* **YOUR INSTRUCTIONS**:
Repeat the records in full and exactly, omitting pictures.
··· RECORDS FOR THIS EXERCISE ···
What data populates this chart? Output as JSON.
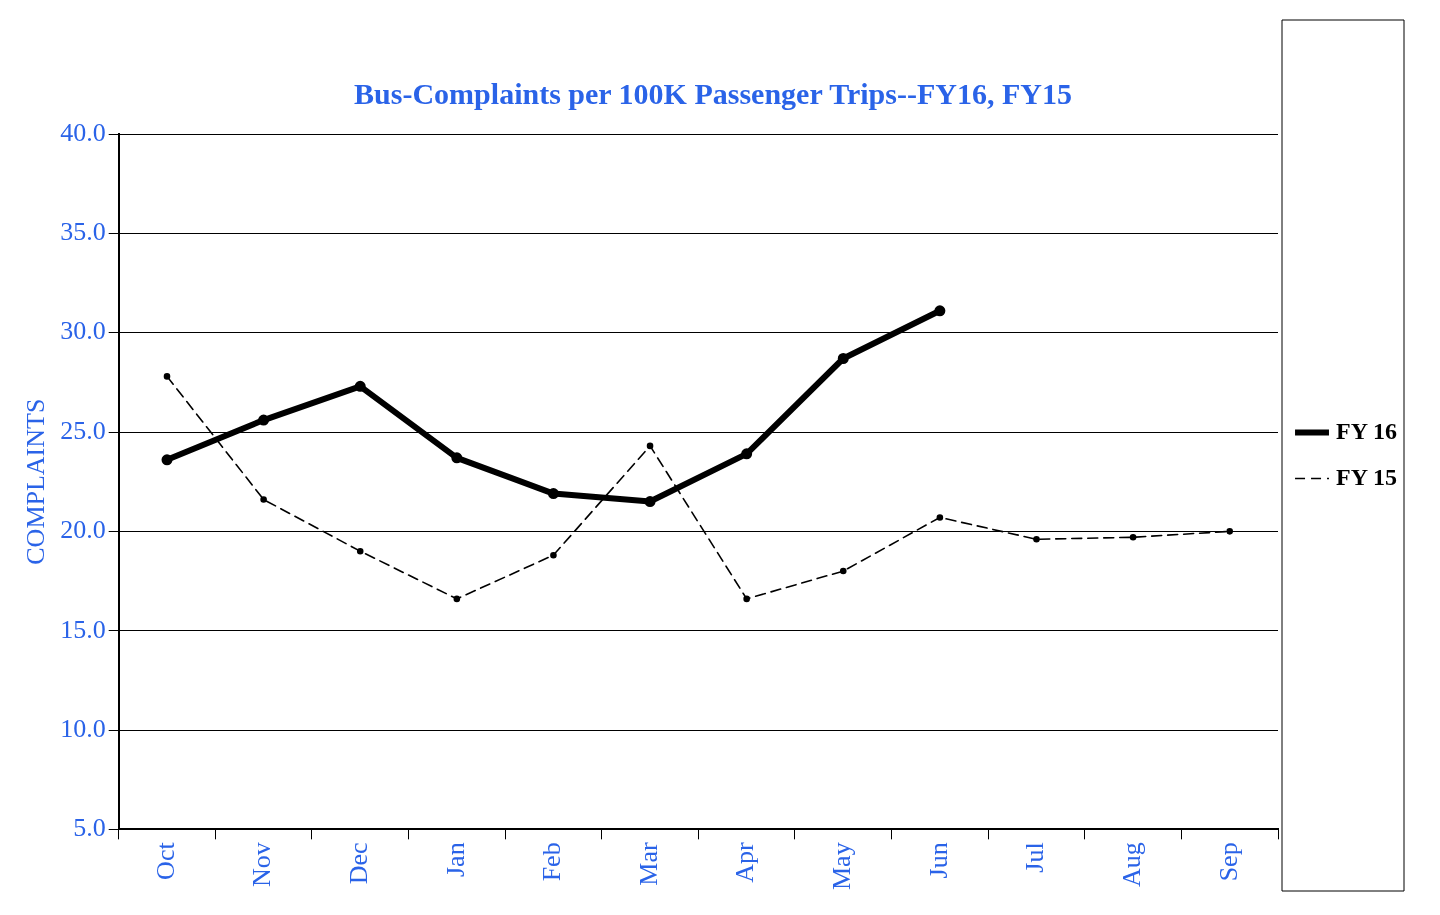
{
  "chart_data": {
    "type": "line",
    "title": "Bus-Complaints per 100K Passenger Trips--FY16, FY15",
    "ylabel": "COMPLAINTS",
    "categories": [
      "Oct",
      "Nov",
      "Dec",
      "Jan",
      "Feb",
      "Mar",
      "Apr",
      "May",
      "Jun",
      "Jul",
      "Aug",
      "Sep"
    ],
    "series": [
      {
        "name": "FY 16",
        "color": "#000000",
        "line_style": "solid",
        "values": [
          23.6,
          25.6,
          27.3,
          23.7,
          21.9,
          21.5,
          23.9,
          28.7,
          31.1,
          null,
          null,
          null
        ]
      },
      {
        "name": "FY 15",
        "color": "#000000",
        "line_style": "dashed",
        "values": [
          27.8,
          21.6,
          19.0,
          16.6,
          18.8,
          24.3,
          16.6,
          18.0,
          20.7,
          19.6,
          19.7,
          20.0
        ]
      }
    ],
    "ylim": [
      5,
      40
    ],
    "yticks": [
      {
        "value": 5,
        "label": "5.0"
      },
      {
        "value": 10,
        "label": "10.0"
      },
      {
        "value": 15,
        "label": "15.0"
      },
      {
        "value": 20,
        "label": "20.0"
      },
      {
        "value": 25,
        "label": "25.0"
      },
      {
        "value": 30,
        "label": "30.0"
      },
      {
        "value": 35,
        "label": "35.0"
      },
      {
        "value": 40,
        "label": "40.0"
      }
    ],
    "grid": "y",
    "legend": "right",
    "marker": "circle"
  }
}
···
* **RESPONSE TO THIS TASK**:
What data populates this chart? Output as JSON.
{
  "chart_data": {
    "type": "line",
    "title": "Bus-Complaints per 100K Passenger Trips--FY16, FY15",
    "ylabel": "COMPLAINTS",
    "categories": [
      "Oct",
      "Nov",
      "Dec",
      "Jan",
      "Feb",
      "Mar",
      "Apr",
      "May",
      "Jun",
      "Jul",
      "Aug",
      "Sep"
    ],
    "series": [
      {
        "name": "FY 16",
        "color": "#000000",
        "line_style": "solid",
        "values": [
          23.6,
          25.6,
          27.3,
          23.7,
          21.9,
          21.5,
          23.9,
          28.7,
          31.1,
          null,
          null,
          null
        ]
      },
      {
        "name": "FY 15",
        "color": "#000000",
        "line_style": "dashed",
        "values": [
          27.8,
          21.6,
          19.0,
          16.6,
          18.8,
          24.3,
          16.6,
          18.0,
          20.7,
          19.6,
          19.7,
          20.0
        ]
      }
    ],
    "ylim": [
      5,
      40
    ],
    "yticks": [
      {
        "value": 5,
        "label": "5.0"
      },
      {
        "value": 10,
        "label": "10.0"
      },
      {
        "value": 15,
        "label": "15.0"
      },
      {
        "value": 20,
        "label": "20.0"
      },
      {
        "value": 25,
        "label": "25.0"
      },
      {
        "value": 30,
        "label": "30.0"
      },
      {
        "value": 35,
        "label": "35.0"
      },
      {
        "value": 40,
        "label": "40.0"
      }
    ],
    "grid": "y",
    "legend": "right",
    "marker": "circle"
  }
}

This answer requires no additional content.